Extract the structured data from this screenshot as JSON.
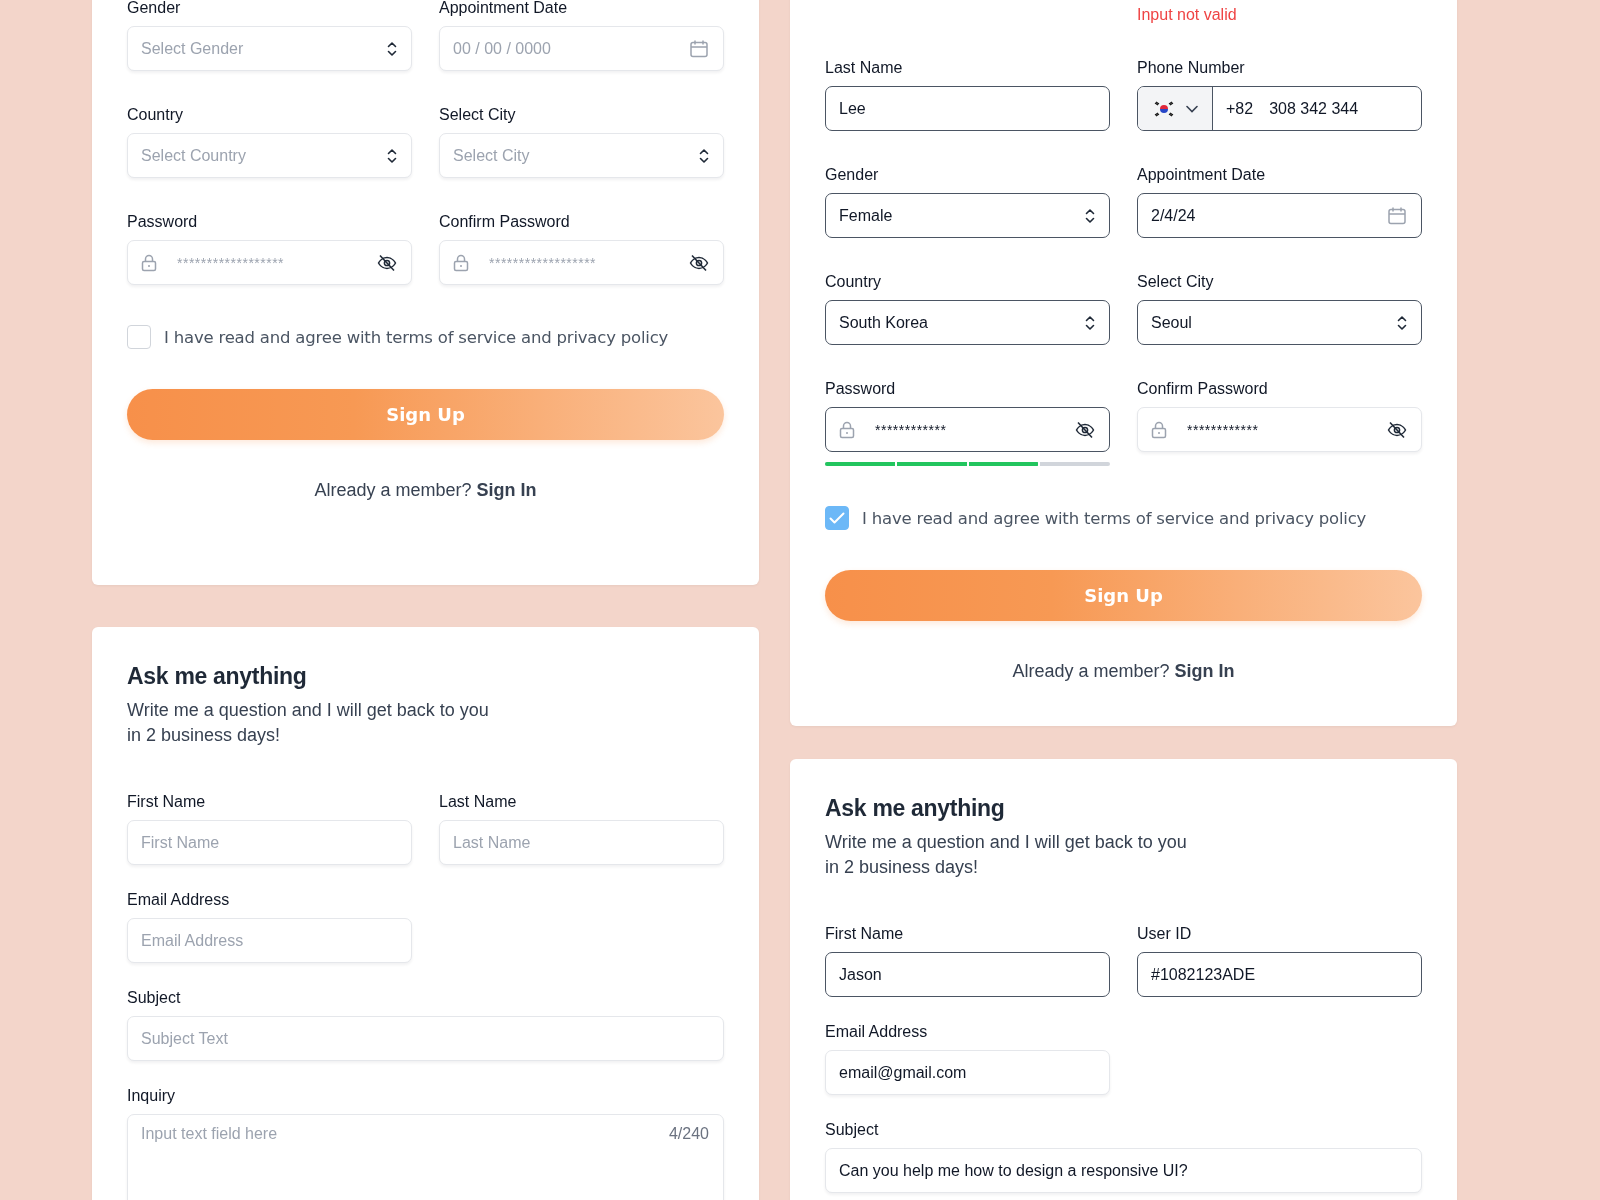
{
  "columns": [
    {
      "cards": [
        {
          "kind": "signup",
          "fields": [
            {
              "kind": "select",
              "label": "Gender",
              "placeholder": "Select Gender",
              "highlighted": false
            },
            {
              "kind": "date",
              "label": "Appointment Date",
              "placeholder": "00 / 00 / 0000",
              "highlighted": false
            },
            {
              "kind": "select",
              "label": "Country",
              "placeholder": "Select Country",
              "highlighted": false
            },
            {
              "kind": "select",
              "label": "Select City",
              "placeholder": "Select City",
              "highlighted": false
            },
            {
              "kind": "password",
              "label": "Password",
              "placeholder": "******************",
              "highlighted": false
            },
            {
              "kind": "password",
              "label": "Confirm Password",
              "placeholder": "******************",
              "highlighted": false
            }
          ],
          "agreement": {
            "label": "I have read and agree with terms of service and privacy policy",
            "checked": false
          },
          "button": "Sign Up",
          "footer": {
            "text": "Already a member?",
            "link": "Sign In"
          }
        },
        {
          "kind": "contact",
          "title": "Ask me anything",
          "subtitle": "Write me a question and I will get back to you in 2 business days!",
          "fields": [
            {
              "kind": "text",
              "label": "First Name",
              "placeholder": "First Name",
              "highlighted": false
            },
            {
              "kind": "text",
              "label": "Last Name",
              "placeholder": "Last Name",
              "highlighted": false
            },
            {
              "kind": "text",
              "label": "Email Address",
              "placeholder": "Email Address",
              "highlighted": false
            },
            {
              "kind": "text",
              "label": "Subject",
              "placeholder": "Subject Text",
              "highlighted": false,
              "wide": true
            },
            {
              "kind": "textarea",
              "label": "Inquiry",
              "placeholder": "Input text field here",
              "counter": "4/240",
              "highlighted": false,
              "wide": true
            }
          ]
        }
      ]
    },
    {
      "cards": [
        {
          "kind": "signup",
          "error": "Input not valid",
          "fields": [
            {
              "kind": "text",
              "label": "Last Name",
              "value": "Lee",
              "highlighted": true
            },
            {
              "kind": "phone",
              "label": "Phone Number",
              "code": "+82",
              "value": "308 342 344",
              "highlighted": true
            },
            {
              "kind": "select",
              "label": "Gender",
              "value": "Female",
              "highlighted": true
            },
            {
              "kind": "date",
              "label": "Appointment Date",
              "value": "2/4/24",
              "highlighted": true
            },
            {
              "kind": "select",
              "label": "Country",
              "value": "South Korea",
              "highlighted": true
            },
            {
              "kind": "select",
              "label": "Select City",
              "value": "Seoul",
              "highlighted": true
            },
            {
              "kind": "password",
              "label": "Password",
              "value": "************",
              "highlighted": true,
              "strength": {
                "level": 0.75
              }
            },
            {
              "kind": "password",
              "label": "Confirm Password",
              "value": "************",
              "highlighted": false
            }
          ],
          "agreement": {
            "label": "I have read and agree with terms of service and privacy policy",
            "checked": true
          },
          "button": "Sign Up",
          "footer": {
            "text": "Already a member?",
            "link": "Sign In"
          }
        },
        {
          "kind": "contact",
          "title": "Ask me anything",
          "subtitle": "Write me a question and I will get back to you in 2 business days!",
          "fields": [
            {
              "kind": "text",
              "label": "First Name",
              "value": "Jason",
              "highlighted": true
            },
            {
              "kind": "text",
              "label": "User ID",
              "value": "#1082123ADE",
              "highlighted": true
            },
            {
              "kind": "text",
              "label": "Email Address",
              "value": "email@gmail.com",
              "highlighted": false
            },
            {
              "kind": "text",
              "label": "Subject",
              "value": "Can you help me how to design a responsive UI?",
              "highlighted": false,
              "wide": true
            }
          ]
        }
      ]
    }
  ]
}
* * *
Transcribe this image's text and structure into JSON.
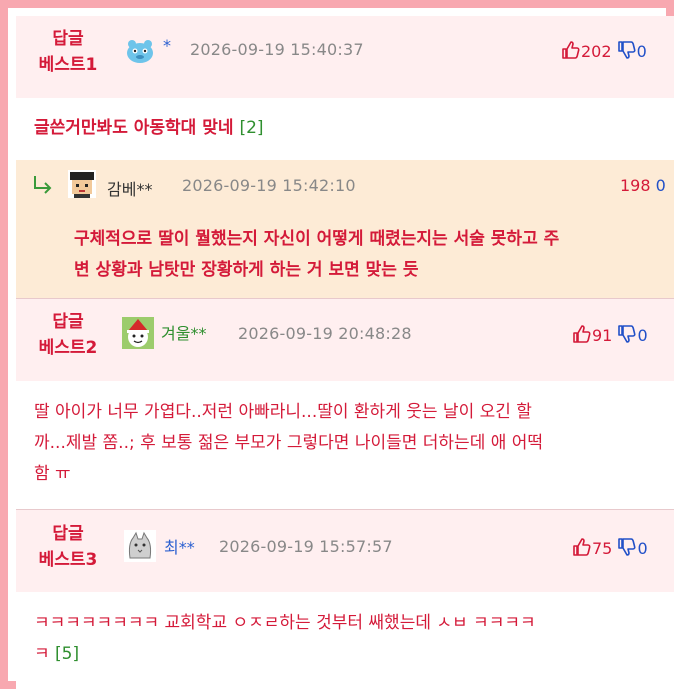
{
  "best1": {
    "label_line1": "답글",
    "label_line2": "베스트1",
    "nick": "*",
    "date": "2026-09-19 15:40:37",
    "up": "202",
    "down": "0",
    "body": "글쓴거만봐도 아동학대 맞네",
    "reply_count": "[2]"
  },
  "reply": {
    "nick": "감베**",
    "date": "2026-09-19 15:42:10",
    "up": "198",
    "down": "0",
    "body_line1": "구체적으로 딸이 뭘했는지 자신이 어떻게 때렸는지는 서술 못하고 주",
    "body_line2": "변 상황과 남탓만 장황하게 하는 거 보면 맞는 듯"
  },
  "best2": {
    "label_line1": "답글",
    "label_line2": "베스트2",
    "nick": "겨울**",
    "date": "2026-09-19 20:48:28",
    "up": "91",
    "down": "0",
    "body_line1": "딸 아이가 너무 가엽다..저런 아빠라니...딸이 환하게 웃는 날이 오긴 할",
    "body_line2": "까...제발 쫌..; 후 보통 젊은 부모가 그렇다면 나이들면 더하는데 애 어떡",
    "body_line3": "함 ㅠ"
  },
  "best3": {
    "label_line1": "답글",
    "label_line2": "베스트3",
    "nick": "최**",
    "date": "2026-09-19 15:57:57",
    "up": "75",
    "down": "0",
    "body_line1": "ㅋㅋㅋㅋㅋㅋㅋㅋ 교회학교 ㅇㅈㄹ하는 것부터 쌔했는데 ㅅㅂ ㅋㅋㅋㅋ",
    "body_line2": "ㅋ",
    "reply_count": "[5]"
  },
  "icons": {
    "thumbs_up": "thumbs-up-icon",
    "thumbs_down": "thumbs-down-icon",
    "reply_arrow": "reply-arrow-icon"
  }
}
...
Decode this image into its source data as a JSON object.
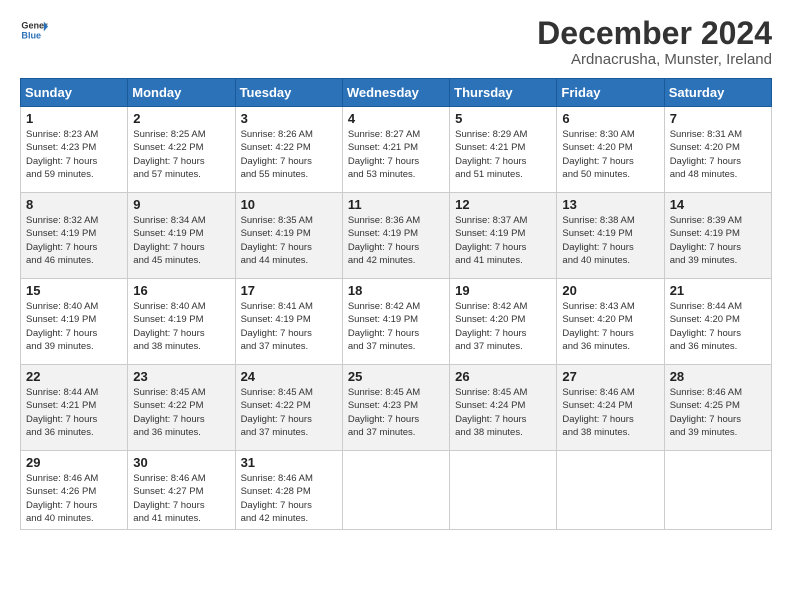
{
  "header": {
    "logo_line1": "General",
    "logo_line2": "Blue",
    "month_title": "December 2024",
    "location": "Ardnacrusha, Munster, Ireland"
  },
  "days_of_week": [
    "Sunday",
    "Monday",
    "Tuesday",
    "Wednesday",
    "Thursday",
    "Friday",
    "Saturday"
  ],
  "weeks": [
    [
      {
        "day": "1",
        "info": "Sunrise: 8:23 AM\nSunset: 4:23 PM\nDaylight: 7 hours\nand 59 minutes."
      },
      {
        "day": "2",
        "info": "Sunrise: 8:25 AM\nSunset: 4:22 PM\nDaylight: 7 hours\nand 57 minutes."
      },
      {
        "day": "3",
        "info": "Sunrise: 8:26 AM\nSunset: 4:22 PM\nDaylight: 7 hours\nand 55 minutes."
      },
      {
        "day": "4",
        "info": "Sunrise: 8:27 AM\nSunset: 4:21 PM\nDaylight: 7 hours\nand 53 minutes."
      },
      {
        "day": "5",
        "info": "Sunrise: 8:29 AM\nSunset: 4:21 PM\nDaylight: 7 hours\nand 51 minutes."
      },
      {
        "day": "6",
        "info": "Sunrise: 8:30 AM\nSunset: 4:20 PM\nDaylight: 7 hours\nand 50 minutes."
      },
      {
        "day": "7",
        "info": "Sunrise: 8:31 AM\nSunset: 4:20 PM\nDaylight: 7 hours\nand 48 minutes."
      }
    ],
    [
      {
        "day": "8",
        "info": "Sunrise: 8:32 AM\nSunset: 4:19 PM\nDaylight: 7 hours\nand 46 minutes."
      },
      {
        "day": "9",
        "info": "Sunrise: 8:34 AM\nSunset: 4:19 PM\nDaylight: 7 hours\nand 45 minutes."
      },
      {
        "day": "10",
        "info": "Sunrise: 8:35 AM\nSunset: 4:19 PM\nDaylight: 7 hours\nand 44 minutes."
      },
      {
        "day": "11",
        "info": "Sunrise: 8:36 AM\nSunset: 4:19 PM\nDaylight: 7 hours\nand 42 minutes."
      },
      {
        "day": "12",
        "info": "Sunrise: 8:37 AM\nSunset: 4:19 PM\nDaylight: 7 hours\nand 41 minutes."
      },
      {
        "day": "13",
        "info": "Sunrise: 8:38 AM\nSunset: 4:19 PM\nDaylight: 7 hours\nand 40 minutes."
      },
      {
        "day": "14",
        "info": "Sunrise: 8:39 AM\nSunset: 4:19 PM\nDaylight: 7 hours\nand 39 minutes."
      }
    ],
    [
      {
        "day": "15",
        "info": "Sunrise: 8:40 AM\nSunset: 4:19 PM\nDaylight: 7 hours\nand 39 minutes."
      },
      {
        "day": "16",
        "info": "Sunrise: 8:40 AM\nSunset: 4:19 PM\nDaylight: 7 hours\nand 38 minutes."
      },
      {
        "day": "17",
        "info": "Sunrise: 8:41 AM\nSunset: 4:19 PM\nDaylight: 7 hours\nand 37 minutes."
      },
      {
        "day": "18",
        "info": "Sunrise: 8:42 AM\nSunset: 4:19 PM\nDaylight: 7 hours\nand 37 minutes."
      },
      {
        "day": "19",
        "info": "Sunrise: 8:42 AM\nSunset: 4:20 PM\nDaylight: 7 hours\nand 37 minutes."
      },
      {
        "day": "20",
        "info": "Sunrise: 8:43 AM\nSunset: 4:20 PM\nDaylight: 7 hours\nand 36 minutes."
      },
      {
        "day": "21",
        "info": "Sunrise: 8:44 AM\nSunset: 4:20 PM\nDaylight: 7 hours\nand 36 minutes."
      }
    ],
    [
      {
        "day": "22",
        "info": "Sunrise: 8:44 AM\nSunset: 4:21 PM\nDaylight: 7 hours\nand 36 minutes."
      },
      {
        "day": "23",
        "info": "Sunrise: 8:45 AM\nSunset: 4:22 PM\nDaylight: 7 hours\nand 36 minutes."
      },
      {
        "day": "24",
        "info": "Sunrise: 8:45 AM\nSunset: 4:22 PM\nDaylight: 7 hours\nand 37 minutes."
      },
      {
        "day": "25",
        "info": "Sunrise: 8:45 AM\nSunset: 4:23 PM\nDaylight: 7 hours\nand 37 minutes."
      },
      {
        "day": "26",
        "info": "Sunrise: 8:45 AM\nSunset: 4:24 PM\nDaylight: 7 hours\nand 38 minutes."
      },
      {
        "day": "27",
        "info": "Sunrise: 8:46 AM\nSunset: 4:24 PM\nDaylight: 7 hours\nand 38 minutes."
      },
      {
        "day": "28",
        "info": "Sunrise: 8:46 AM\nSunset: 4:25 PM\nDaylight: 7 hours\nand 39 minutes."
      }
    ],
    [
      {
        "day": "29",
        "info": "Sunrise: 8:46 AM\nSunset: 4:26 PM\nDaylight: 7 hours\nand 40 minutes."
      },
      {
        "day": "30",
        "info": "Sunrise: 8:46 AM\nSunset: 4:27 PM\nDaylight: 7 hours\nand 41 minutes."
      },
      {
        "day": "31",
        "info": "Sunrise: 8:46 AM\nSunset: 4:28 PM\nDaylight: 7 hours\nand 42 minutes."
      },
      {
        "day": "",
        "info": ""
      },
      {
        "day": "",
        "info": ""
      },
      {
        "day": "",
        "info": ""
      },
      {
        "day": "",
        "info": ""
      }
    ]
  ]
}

** Directive **
From the listing above, copy out each line where the word "data" appears.

** Solved exercise **
Extract the structured data from this screenshot as JSON.
Decode this image into its source data as a JSON object.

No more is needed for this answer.